| Stated exercise |
Quote the whole listing exactly. Leave the pictures out of your copy.

[Dataset items]
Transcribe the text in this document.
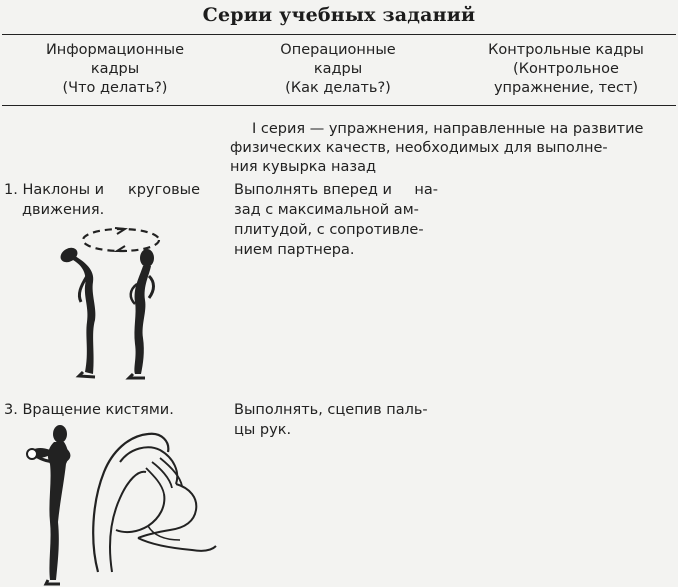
Серии учебных заданий
Информационные
кадры
(Что делать?)
Операционные
кадры
(Как делать?)
Контрольные кадры
(Контрольное
упражнение, тест)
I серия — упражнения, направленные на развитие
физических качеств, необходимых для выполне-
ния кувырка назад
1. Наклоны и круговые
движения.
Выполнять вперед и на-
зад с максимальной ам-
плитудой, с сопротивле-
нием партнера.
3. Вращение кистями.	Выполнять, сцепив паль-
цы рук.
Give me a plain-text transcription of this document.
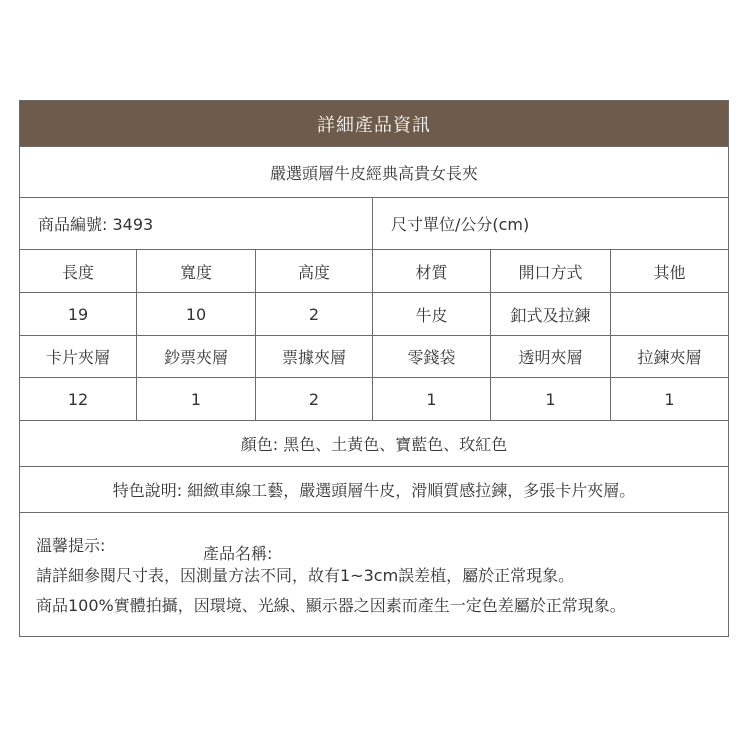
詳細產品資訊
嚴選頭層牛皮經典高貴女長夾
商品編號: 3493	尺寸單位/公分(cm)
長度	寬度	高度	材質	開口方式	其他
19	10	2	牛皮	釦式及拉鍊
卡片夾層	鈔票夾層	票據夾層	零錢袋	透明夾層	拉鍊夾層
12	1	2	1	1	1
顏色: 黑色、土黃色、寶藍色、玫紅色
特色說明: 細緻車線工藝，嚴選頭層牛皮，滑順質感拉鍊，多張卡片夾層。
溫馨提示:	產品名稱:
請詳細參閱尺寸表，因測量方法不同，故有1~3cm誤差植，屬於正常現象。
商品100%實體拍攝，因環境、光線、顯示器之因素而產生一定色差屬於正常現象。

| The answer |
Transcribe the text in this document.
Серии учебных заданий
Информационные
кадры
(Что делать?)
Операционные
кадры
(Как делать?)
Контрольные кадры
(Контрольное
упражнение, тест)
I серия — упражнения, направленные на развитие
физических качеств, необходимых для выполне-
ния кувырка назад
1. Наклоны и круговые
движения.
Выполнять вперед и на-
зад с максимальной ам-
плитудой, с сопротивле-
нием партнера.
3. Вращение кистями.	Выполнять, сцепив паль-
цы рук.
Give me a plain-text transcription of this document.
詳細產品資訊
嚴選頭層牛皮經典高貴女長夾
商品編號: 3493	尺寸單位/公分(cm)
長度	寬度	高度	材質	開口方式	其他
19	10	2	牛皮	釦式及拉鍊
卡片夾層	鈔票夾層	票據夾層	零錢袋	透明夾層	拉鍊夾層
12	1	2	1	1	1
顏色: 黑色、土黃色、寶藍色、玫紅色
特色說明: 細緻車線工藝，嚴選頭層牛皮，滑順質感拉鍊，多張卡片夾層。
溫馨提示:	產品名稱:
請詳細參閱尺寸表，因測量方法不同，故有1~3cm誤差植，屬於正常現象。
商品100%實體拍攝，因環境、光線、顯示器之因素而產生一定色差屬於正常現象。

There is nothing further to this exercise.